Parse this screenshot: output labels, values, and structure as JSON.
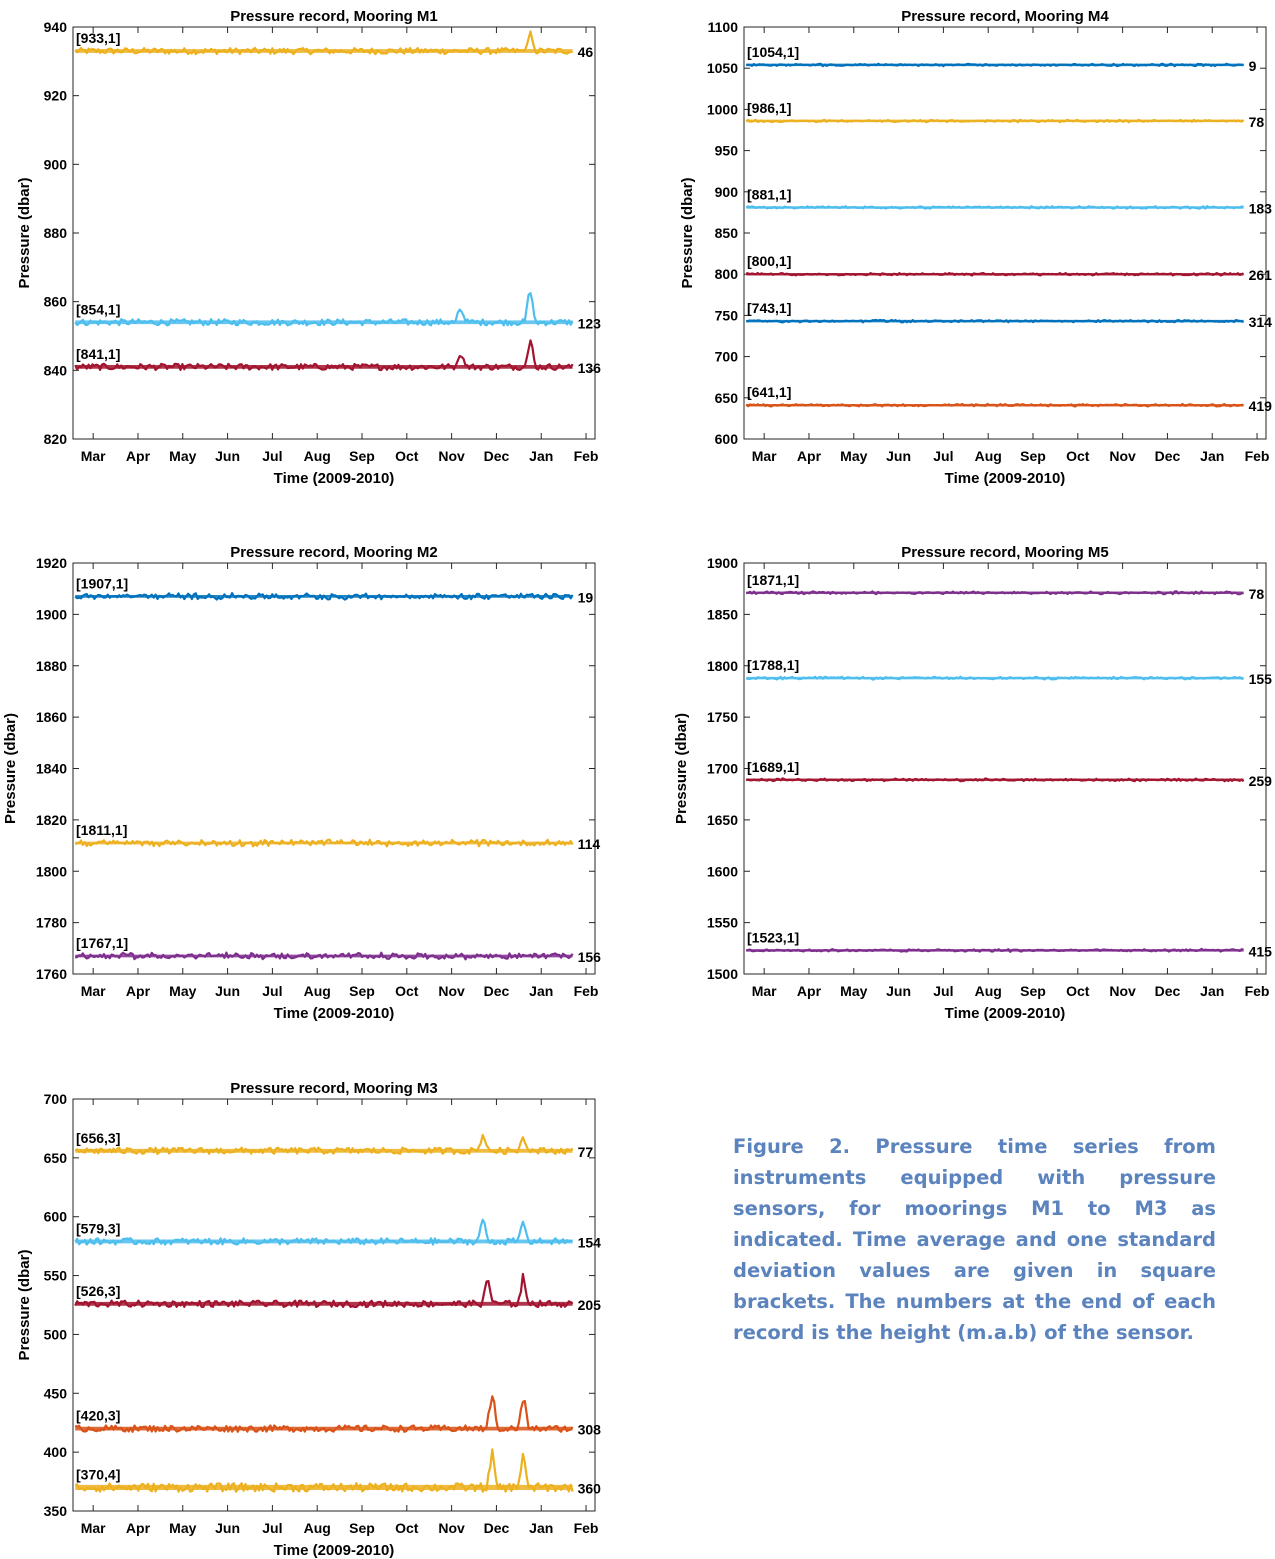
{
  "caption": "Figure 2. Pressure time series from instruments equipped with pressure sensors, for moorings M1 to M3 as indicated. Time average and one standard deviation values are given in square brackets. The numbers at the end of each record is the height (m.a.b) of the sensor.",
  "colors": {
    "blue": "#0072bd",
    "orange": "#d95319",
    "yellow": "#edb120",
    "purple": "#7e2f8e",
    "light_blue": "#4dbeee",
    "red": "#a2142f"
  },
  "chart_data": [
    {
      "type": "line",
      "title": "Pressure record, Mooring M1",
      "xlabel": "Time (2009-2010)",
      "ylabel": "Pressure (dbar)",
      "ylim": [
        820,
        940
      ],
      "yticks": [
        "820",
        "840",
        "860",
        "880",
        "900",
        "920",
        "940"
      ],
      "xticks": [
        "Mar",
        "Apr",
        "May",
        "Jun",
        "Jul",
        "Aug",
        "Sep",
        "Oct",
        "Nov",
        "Dec",
        "Jan",
        "Feb"
      ],
      "series": [
        {
          "label": "[933,1]",
          "height": "46",
          "mean": 933,
          "std": 1,
          "color": "#edb120",
          "spikes": [
            [
              11.75,
              940
            ]
          ]
        },
        {
          "label": "[854,1]",
          "height": "123",
          "mean": 854,
          "std": 1,
          "color": "#4dbeee",
          "spikes": [
            [
              11.75,
              866
            ],
            [
              10.2,
              860
            ]
          ]
        },
        {
          "label": "[841,1]",
          "height": "136",
          "mean": 841,
          "std": 1,
          "color": "#a2142f",
          "spikes": [
            [
              11.75,
              852
            ],
            [
              10.2,
              847
            ]
          ]
        }
      ]
    },
    {
      "type": "line",
      "title": "Pressure record, Mooring M4",
      "xlabel": "Time (2009-2010)",
      "ylabel": "Pressure (dbar)",
      "ylim": [
        600,
        1100
      ],
      "yticks": [
        "600",
        "650",
        "700",
        "750",
        "800",
        "850",
        "900",
        "950",
        "1000",
        "1050",
        "1100"
      ],
      "xticks": [
        "Mar",
        "Apr",
        "May",
        "Jun",
        "Jul",
        "Aug",
        "Sep",
        "Oct",
        "Nov",
        "Dec",
        "Jan",
        "Feb"
      ],
      "series": [
        {
          "label": "[1054,1]",
          "height": "9",
          "mean": 1054,
          "std": 1,
          "color": "#0072bd"
        },
        {
          "label": "[986,1]",
          "height": "78",
          "mean": 986,
          "std": 1,
          "color": "#edb120"
        },
        {
          "label": "[881,1]",
          "height": "183",
          "mean": 881,
          "std": 1,
          "color": "#4dbeee"
        },
        {
          "label": "[800,1]",
          "height": "261",
          "mean": 800,
          "std": 1,
          "color": "#a2142f"
        },
        {
          "label": "[743,1]",
          "height": "314",
          "mean": 743,
          "std": 1,
          "color": "#0072bd"
        },
        {
          "label": "[641,1]",
          "height": "419",
          "mean": 641,
          "std": 1,
          "color": "#d95319"
        }
      ]
    },
    {
      "type": "line",
      "title": "Pressure record, Mooring M2",
      "xlabel": "Time (2009-2010)",
      "ylabel": "Pressure (dbar)",
      "ylim": [
        1760,
        1920
      ],
      "yticks": [
        "1760",
        "1780",
        "1800",
        "1820",
        "1840",
        "1860",
        "1880",
        "1900",
        "1920"
      ],
      "xticks": [
        "Mar",
        "Apr",
        "May",
        "Jun",
        "Jul",
        "Aug",
        "Sep",
        "Oct",
        "Nov",
        "Dec",
        "Jan",
        "Feb"
      ],
      "series": [
        {
          "label": "[1907,1]",
          "height": "19",
          "mean": 1907,
          "std": 1,
          "color": "#0072bd"
        },
        {
          "label": "[1811,1]",
          "height": "114",
          "mean": 1811,
          "std": 1,
          "color": "#edb120"
        },
        {
          "label": "[1767,1]",
          "height": "156",
          "mean": 1767,
          "std": 1,
          "color": "#7e2f8e"
        }
      ]
    },
    {
      "type": "line",
      "title": "Pressure record, Mooring M5",
      "xlabel": "Time (2009-2010)",
      "ylabel": "Pressure (dbar)",
      "ylim": [
        1500,
        1900
      ],
      "yticks": [
        "1500",
        "1550",
        "1600",
        "1650",
        "1700",
        "1750",
        "1800",
        "1850",
        "1900"
      ],
      "xticks": [
        "Mar",
        "Apr",
        "May",
        "Jun",
        "Jul",
        "Aug",
        "Sep",
        "Oct",
        "Nov",
        "Dec",
        "Jan",
        "Feb"
      ],
      "series": [
        {
          "label": "[1871,1]",
          "height": "78",
          "mean": 1871,
          "std": 1,
          "color": "#7e2f8e"
        },
        {
          "label": "[1788,1]",
          "height": "155",
          "mean": 1788,
          "std": 1,
          "color": "#4dbeee"
        },
        {
          "label": "[1689,1]",
          "height": "259",
          "mean": 1689,
          "std": 1,
          "color": "#a2142f"
        },
        {
          "label": "[1523,1]",
          "height": "415",
          "mean": 1523,
          "std": 1,
          "color": "#7e2f8e"
        }
      ]
    },
    {
      "type": "line",
      "title": "Pressure record, Mooring M3",
      "xlabel": "Time (2009-2010)",
      "ylabel": "Pressure (dbar)",
      "ylim": [
        350,
        700
      ],
      "yticks": [
        "350",
        "400",
        "450",
        "500",
        "550",
        "600",
        "650",
        "700"
      ],
      "xticks": [
        "Mar",
        "Apr",
        "May",
        "Jun",
        "Jul",
        "Aug",
        "Sep",
        "Oct",
        "Nov",
        "Dec",
        "Jan",
        "Feb"
      ],
      "series": [
        {
          "label": "[656,3]",
          "height": "77",
          "mean": 656,
          "std": 3,
          "color": "#edb120",
          "spikes": [
            [
              10.7,
              673
            ],
            [
              11.6,
              671
            ]
          ]
        },
        {
          "label": "[579,3]",
          "height": "154",
          "mean": 579,
          "std": 3,
          "color": "#4dbeee",
          "spikes": [
            [
              10.7,
              607
            ],
            [
              11.6,
              604
            ]
          ]
        },
        {
          "label": "[526,3]",
          "height": "205",
          "mean": 526,
          "std": 3,
          "color": "#a2142f",
          "spikes": [
            [
              10.8,
              556
            ],
            [
              11.6,
              554
            ]
          ]
        },
        {
          "label": "[420,3]",
          "height": "308",
          "mean": 420,
          "std": 3,
          "color": "#d95319",
          "spikes": [
            [
              10.9,
              459
            ],
            [
              11.6,
              454
            ]
          ]
        },
        {
          "label": "[370,4]",
          "height": "360",
          "mean": 370,
          "std": 4,
          "color": "#edb120",
          "spikes": [
            [
              10.9,
              410
            ],
            [
              11.6,
              405
            ]
          ]
        }
      ]
    }
  ]
}
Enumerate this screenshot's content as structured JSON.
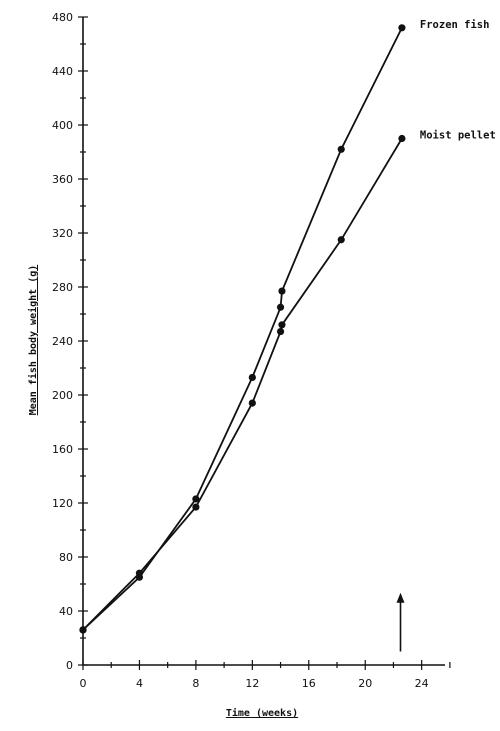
{
  "chart_data": {
    "type": "line",
    "title": "",
    "xlabel": "Time (weeks)",
    "ylabel": "Mean fish body weight (g)",
    "xlim": [
      0,
      26
    ],
    "ylim": [
      0,
      480
    ],
    "x_ticks": [
      0,
      4,
      8,
      12,
      16,
      20,
      24
    ],
    "y_ticks": [
      0,
      40,
      80,
      120,
      160,
      200,
      240,
      280,
      320,
      360,
      400,
      440,
      480
    ],
    "grid": false,
    "legend": "direct labels at line ends (right)",
    "series": [
      {
        "name": "Frozen fish",
        "x": [
          0,
          4,
          8,
          12,
          14,
          14.1,
          18.3,
          22.6
        ],
        "y": [
          26,
          65,
          123,
          213,
          265,
          277,
          382,
          472
        ]
      },
      {
        "name": "Moist pellet",
        "x": [
          0,
          4,
          8,
          12,
          14,
          14.1,
          18.3,
          22.6
        ],
        "y": [
          26,
          68,
          117,
          194,
          247,
          252,
          315,
          390
        ]
      }
    ],
    "annotations": [
      {
        "type": "arrow",
        "x": 22.5,
        "y_from": 10,
        "y_to": 52,
        "direction": "up"
      }
    ]
  }
}
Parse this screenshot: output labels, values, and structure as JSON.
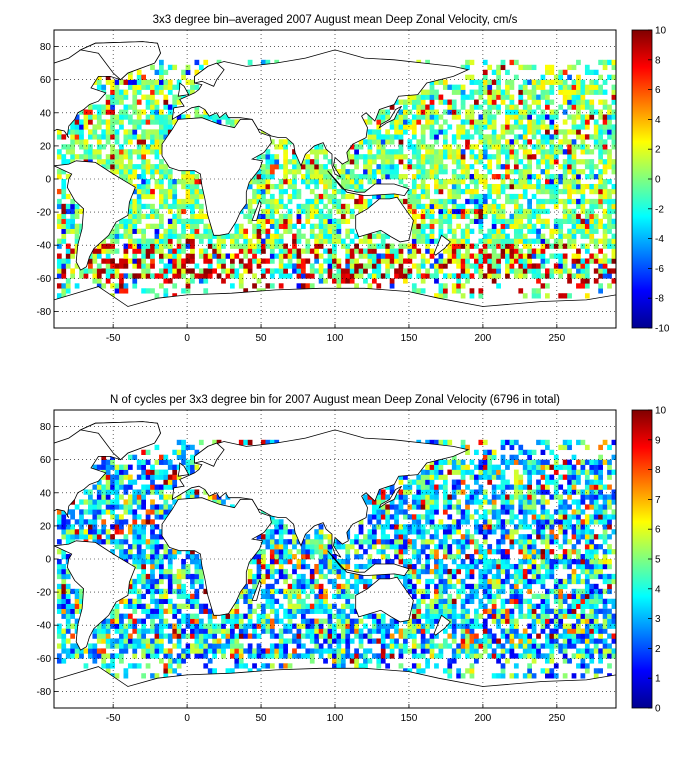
{
  "chart_data": [
    {
      "type": "heatmap",
      "title": "3x3 degree bin–averaged 2007 August mean Deep Zonal Velocity, cm/s",
      "xlim": [
        -90,
        290
      ],
      "ylim": [
        -90,
        90
      ],
      "xticks": [
        -50,
        0,
        50,
        100,
        150,
        200,
        250
      ],
      "yticks": [
        80,
        60,
        40,
        20,
        0,
        -20,
        -40,
        -60,
        -80
      ],
      "bin_size_deg": 3,
      "grid": "dotted",
      "colorbar": {
        "min": -10,
        "max": 10,
        "ticks": [
          10,
          8,
          6,
          4,
          2,
          0,
          -2,
          -4,
          -6,
          -8,
          -10
        ],
        "colormap": "jet"
      },
      "colorscale_range": [
        -10,
        10
      ],
      "seed": 12345
    },
    {
      "type": "heatmap",
      "title": "N of cycles per 3x3 degree bin for 2007 August mean Deep Zonal Velocity (6796 in total)",
      "xlim": [
        -90,
        290
      ],
      "ylim": [
        -90,
        90
      ],
      "xticks": [
        -50,
        0,
        50,
        100,
        150,
        200,
        250
      ],
      "yticks": [
        80,
        60,
        40,
        20,
        0,
        -20,
        -40,
        -60,
        -80
      ],
      "bin_size_deg": 3,
      "grid": "dotted",
      "colorbar": {
        "min": 0,
        "max": 10,
        "ticks": [
          10,
          9,
          8,
          7,
          6,
          5,
          4,
          3,
          2,
          1,
          0
        ],
        "colormap": "jet"
      },
      "colorscale_range": [
        0,
        10
      ],
      "seed": 6796
    }
  ]
}
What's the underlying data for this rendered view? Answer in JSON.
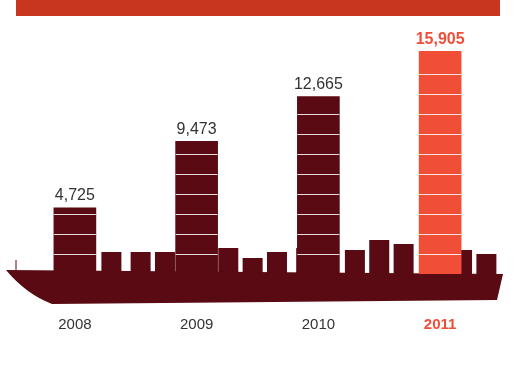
{
  "chart_data": {
    "type": "bar",
    "categories": [
      "2008",
      "2009",
      "2010",
      "2011"
    ],
    "values": [
      4725,
      9473,
      12665,
      15905
    ],
    "value_labels": [
      "4,725",
      "9,473",
      "12,665",
      "15,905"
    ],
    "colors": [
      "#5a0a12",
      "#5a0a12",
      "#5a0a12",
      "#f04e37"
    ],
    "data_labels": true,
    "grid": false,
    "tick_labels": "x"
  }
}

········

PROBLEM TO SOLVE - Emit an exact copy of the lines from the line bearing "What's the underlying" through the last line above, inclusive, and leave the images out.

FINAL RESULT -
What's the underlying data for this rendered view? Answer in JSON.
{
  "chart_data": {
    "type": "bar",
    "categories": [
      "2008",
      "2009",
      "2010",
      "2011"
    ],
    "values": [
      4725,
      9473,
      12665,
      15905
    ],
    "value_labels": [
      "4,725",
      "9,473",
      "12,665",
      "15,905"
    ],
    "colors": [
      "#5a0a12",
      "#5a0a12",
      "#5a0a12",
      "#f04e37"
    ],
    "data_labels": true,
    "grid": false,
    "tick_labels": "x"
  }
}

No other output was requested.